Material for this task:
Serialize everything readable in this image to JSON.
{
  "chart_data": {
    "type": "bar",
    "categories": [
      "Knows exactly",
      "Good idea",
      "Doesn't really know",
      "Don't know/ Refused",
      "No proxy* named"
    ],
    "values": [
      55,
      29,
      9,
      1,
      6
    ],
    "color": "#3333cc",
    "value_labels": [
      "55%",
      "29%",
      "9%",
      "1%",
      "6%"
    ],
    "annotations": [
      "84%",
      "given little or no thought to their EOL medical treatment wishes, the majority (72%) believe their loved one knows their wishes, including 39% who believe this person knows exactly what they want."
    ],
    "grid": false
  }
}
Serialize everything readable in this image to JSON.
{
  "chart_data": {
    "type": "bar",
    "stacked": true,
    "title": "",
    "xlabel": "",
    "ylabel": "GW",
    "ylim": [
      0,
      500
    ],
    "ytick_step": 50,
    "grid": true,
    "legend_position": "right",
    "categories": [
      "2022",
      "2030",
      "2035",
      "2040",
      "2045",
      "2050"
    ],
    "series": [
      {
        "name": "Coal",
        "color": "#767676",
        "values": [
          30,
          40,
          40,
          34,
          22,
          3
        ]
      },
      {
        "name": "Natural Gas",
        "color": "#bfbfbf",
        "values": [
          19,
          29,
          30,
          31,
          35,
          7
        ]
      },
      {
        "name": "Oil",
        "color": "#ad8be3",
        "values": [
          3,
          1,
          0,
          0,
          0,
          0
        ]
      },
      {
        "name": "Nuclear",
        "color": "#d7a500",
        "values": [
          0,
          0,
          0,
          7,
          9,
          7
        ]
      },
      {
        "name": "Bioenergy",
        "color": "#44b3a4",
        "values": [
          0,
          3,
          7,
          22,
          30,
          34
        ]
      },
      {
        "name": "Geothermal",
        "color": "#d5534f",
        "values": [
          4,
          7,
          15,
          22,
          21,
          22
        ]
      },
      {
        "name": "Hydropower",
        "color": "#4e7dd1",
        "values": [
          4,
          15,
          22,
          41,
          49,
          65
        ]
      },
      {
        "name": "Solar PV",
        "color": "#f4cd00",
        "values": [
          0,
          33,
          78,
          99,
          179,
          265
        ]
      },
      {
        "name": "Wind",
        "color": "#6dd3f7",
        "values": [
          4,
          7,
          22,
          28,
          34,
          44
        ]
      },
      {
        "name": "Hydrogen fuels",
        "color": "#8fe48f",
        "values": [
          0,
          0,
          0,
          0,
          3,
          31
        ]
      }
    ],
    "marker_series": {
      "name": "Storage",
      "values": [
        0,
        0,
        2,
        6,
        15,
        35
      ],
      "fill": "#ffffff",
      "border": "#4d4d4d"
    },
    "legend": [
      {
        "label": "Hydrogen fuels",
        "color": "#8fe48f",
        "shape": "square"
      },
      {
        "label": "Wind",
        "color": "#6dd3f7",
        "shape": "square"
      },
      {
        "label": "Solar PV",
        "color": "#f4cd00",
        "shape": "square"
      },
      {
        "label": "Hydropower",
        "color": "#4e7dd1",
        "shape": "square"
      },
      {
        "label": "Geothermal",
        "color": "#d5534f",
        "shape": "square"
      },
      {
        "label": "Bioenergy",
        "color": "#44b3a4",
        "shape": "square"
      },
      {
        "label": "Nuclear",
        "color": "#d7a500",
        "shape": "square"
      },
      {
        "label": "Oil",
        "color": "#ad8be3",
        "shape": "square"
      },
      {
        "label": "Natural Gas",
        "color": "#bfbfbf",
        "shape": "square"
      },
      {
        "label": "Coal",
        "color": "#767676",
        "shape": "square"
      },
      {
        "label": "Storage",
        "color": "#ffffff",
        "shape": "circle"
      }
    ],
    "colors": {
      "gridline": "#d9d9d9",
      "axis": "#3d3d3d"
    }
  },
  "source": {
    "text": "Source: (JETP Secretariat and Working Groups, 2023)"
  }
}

Work instructions: Locate the word "fuels" in the data above. Copy every line carrying it.

In response:
        "name": "Hydrogen fuels",
        "label": "Hydrogen fuels",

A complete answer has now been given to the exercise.